§ **To be done**
Lines holding the string "seguridad" are the ones to copy from this listing.

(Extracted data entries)

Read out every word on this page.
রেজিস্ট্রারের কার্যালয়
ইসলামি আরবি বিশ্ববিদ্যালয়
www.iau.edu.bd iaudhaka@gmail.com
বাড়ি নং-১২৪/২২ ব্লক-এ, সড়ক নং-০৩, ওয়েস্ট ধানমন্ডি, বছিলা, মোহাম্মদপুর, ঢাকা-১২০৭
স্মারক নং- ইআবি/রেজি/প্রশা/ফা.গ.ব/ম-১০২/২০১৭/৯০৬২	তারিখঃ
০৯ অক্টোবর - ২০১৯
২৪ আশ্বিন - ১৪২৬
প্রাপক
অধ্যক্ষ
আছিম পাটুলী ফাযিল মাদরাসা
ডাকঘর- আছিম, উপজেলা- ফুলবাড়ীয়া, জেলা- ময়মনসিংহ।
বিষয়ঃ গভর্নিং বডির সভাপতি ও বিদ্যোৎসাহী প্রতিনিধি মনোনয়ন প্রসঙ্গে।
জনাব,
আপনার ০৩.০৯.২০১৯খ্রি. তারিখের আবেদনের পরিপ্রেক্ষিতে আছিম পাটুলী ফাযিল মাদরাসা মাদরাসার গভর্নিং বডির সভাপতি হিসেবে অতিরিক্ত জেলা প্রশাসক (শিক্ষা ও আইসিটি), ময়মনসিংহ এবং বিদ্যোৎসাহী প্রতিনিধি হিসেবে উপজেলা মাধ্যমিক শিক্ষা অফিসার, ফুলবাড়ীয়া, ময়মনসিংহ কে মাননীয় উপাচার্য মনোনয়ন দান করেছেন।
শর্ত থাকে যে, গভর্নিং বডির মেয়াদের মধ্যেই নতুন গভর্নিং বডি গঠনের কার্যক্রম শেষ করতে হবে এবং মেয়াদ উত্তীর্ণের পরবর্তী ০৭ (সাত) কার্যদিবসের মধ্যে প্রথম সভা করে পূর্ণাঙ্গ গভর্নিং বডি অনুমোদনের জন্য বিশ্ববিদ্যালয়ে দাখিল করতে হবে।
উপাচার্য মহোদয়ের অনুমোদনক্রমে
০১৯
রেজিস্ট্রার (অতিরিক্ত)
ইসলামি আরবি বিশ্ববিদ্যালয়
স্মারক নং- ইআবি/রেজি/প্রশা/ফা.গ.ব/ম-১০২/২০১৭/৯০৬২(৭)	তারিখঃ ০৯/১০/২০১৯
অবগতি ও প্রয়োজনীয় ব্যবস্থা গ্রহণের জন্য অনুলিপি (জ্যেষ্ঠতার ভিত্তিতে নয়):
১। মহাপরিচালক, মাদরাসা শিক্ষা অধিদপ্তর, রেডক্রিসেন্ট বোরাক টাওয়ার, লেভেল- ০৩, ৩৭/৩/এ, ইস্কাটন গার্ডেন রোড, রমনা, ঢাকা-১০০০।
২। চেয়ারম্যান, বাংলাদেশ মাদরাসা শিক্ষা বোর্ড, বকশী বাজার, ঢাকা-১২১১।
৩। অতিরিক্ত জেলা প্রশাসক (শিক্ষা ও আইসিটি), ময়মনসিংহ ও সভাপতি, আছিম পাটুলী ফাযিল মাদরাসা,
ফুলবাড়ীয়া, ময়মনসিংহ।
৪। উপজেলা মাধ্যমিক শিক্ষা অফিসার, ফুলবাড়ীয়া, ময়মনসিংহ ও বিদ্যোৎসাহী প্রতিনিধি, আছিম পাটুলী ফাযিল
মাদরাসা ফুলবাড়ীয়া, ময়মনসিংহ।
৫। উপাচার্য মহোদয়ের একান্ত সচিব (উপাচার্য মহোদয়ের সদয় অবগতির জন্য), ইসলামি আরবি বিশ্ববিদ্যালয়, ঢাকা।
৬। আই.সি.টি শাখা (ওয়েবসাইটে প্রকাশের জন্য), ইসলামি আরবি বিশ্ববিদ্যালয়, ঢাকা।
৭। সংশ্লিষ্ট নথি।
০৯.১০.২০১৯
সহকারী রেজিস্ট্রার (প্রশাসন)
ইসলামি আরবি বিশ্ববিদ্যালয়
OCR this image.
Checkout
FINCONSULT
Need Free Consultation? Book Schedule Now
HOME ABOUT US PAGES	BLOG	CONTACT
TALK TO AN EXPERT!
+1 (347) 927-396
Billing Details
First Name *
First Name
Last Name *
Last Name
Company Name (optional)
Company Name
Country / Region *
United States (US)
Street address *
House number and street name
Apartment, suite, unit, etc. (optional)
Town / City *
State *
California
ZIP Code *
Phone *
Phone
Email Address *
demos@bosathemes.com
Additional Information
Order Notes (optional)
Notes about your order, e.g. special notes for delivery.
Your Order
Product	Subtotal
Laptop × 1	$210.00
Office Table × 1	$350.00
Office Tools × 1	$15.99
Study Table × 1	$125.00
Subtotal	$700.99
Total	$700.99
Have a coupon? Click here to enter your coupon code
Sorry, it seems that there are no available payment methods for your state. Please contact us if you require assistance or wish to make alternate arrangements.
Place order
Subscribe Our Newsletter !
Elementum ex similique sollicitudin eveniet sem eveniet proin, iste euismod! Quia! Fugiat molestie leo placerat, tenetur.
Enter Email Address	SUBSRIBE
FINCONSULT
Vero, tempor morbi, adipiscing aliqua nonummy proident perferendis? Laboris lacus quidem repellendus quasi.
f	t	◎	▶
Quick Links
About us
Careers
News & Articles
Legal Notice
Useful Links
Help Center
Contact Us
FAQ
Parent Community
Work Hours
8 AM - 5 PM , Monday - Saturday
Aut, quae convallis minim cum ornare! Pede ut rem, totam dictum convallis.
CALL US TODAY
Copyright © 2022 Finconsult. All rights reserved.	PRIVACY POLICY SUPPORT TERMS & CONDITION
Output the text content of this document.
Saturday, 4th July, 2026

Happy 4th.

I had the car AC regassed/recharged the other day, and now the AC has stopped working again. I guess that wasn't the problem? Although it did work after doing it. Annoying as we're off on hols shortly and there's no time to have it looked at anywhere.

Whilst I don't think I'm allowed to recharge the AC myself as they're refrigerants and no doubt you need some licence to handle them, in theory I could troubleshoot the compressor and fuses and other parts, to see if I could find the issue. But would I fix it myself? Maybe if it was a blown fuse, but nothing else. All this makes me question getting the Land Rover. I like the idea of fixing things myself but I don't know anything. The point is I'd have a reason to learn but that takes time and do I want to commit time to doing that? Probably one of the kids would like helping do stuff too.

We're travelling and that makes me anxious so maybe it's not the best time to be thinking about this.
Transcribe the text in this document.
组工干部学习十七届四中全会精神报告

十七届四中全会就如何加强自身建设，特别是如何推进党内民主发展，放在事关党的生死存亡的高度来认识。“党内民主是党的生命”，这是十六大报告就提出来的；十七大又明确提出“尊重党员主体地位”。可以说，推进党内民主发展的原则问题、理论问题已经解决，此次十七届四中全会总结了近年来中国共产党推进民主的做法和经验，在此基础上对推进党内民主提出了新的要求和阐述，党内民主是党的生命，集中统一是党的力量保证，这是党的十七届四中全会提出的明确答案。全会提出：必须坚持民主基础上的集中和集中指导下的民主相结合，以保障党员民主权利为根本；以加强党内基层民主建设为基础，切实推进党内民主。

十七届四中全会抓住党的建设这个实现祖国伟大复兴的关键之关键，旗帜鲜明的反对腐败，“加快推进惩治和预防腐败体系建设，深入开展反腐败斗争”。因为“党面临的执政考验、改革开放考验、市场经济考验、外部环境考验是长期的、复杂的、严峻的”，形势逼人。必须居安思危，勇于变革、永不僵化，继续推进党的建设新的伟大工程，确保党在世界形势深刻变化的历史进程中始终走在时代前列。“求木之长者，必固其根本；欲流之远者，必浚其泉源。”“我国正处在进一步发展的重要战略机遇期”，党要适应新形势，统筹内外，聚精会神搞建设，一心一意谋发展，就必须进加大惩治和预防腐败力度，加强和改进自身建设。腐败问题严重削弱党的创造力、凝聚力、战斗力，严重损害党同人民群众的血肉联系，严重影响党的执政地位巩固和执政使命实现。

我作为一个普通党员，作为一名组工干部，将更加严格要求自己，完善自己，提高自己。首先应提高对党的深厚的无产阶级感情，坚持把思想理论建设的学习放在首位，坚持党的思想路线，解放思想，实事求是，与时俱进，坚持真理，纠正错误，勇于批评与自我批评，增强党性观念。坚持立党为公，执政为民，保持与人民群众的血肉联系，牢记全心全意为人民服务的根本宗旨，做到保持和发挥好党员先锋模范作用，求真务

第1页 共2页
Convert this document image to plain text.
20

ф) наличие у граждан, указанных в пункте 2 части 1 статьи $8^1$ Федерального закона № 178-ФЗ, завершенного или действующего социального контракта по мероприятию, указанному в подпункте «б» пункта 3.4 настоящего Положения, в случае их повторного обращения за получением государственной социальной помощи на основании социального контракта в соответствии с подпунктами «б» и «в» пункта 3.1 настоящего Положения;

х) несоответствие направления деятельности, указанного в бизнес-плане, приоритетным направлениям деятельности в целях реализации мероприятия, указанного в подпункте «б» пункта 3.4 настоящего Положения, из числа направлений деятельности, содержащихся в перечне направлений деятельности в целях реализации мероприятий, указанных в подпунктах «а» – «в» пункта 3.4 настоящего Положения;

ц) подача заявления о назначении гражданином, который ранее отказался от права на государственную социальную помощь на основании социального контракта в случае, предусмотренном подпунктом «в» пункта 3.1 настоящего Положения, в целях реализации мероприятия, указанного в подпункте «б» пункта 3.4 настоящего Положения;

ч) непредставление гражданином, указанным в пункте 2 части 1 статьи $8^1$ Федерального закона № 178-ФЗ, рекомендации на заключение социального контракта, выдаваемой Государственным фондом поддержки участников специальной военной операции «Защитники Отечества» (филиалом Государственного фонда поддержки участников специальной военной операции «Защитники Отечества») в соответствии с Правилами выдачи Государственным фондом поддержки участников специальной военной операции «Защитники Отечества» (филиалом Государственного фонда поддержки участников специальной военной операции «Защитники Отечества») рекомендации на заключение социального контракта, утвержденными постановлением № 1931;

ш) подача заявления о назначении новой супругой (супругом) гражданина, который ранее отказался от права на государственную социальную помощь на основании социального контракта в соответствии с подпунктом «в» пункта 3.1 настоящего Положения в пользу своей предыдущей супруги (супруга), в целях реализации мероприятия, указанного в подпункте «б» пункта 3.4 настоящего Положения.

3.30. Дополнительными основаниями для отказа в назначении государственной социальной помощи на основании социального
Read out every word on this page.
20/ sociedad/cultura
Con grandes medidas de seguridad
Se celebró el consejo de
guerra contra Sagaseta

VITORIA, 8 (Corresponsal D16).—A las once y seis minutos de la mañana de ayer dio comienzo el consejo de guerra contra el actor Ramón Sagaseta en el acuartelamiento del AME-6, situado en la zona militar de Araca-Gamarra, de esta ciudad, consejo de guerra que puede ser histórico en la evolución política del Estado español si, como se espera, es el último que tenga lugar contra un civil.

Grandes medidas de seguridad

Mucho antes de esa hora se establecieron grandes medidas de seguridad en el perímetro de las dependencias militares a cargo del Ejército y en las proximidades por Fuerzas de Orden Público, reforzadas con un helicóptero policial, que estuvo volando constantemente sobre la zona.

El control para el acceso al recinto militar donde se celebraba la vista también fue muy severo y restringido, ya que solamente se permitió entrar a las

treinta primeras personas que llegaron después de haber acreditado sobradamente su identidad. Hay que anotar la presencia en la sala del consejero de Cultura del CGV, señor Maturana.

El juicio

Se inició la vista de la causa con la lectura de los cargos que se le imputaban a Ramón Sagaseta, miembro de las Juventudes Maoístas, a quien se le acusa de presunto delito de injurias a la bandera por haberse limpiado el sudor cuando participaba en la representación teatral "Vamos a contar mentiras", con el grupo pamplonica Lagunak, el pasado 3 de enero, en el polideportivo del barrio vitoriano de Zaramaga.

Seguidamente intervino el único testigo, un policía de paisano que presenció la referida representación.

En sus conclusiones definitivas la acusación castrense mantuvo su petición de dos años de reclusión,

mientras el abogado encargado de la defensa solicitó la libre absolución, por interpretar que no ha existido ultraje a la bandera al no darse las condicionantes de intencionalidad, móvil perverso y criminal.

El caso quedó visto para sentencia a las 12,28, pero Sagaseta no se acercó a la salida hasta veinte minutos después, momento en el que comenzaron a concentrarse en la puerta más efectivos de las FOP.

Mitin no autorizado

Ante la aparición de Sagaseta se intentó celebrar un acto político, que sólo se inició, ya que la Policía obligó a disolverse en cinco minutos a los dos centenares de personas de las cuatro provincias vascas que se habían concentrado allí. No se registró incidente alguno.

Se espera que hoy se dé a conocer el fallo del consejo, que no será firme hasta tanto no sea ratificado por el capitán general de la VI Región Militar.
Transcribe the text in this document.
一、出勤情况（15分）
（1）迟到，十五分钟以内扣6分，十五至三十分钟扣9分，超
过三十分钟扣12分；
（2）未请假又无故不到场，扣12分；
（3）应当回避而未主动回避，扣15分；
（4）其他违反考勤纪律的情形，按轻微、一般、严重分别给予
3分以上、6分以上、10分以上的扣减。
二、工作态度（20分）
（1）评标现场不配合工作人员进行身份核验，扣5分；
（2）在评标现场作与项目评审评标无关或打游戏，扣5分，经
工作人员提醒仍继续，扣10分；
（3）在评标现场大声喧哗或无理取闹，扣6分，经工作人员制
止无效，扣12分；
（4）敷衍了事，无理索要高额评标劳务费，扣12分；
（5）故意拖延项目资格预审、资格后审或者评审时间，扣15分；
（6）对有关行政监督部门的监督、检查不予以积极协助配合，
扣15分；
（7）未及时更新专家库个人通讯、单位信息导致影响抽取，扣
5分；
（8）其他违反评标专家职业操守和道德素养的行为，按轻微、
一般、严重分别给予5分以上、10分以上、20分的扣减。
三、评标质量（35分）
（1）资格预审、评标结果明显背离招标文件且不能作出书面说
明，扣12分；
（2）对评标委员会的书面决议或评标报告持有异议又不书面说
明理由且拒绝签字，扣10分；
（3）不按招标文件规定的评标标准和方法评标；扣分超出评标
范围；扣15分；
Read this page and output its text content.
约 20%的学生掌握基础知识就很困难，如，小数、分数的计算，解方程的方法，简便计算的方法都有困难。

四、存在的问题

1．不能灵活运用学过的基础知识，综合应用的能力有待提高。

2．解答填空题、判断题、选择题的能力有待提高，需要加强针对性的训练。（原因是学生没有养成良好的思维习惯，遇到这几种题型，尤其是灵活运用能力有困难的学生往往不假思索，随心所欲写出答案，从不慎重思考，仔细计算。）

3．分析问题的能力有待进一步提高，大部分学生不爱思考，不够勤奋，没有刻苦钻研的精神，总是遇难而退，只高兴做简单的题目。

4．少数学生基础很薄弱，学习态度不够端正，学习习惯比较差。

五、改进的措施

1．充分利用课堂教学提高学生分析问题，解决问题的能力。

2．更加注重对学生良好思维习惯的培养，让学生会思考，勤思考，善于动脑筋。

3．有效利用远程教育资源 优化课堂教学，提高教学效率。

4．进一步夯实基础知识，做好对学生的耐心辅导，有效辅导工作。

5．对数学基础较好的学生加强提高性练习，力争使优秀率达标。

§ **Written solution**
Con grandes medidas de seguridad
Grandes medidas de seguridad
Mucho antes de esa hora se establecieron grandes medidas de seguridad en el perímetro de las dependencias militares a cargo del Ejército y en las proximidades por Fuerzas de Orden Público, reforzadas con un helicóptero policial, que estuvo volando constantemente sobre la zona.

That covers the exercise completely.